## [EXERCISE TASK]
Within the data below, state how many lines contain the string "label". Provide the number only.

::: SUPPLIED DATA

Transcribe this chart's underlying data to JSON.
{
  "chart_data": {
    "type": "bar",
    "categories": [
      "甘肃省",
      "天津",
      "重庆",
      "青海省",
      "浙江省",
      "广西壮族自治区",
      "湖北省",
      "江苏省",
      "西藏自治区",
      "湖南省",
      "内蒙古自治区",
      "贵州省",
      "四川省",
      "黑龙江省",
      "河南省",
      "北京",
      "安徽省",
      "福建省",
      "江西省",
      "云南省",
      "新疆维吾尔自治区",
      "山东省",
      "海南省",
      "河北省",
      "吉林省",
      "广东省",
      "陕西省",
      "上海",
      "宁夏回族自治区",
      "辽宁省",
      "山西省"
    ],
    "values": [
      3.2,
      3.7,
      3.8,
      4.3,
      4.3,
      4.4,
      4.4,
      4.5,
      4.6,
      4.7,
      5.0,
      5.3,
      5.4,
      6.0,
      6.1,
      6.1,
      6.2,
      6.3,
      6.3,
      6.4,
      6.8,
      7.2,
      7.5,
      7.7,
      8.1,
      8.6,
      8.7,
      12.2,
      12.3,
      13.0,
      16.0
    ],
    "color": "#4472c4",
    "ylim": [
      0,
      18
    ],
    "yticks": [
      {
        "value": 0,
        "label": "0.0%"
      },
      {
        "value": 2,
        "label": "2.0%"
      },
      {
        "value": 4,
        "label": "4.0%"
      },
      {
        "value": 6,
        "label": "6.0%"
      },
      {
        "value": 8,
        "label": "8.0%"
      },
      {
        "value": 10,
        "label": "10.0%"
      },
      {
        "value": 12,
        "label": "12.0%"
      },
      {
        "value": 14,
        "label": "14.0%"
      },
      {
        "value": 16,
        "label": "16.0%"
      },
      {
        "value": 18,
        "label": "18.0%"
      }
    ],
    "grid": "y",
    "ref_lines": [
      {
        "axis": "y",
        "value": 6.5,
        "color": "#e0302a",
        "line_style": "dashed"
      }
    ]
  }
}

::::::

## [REPLY TO THE TASK]
10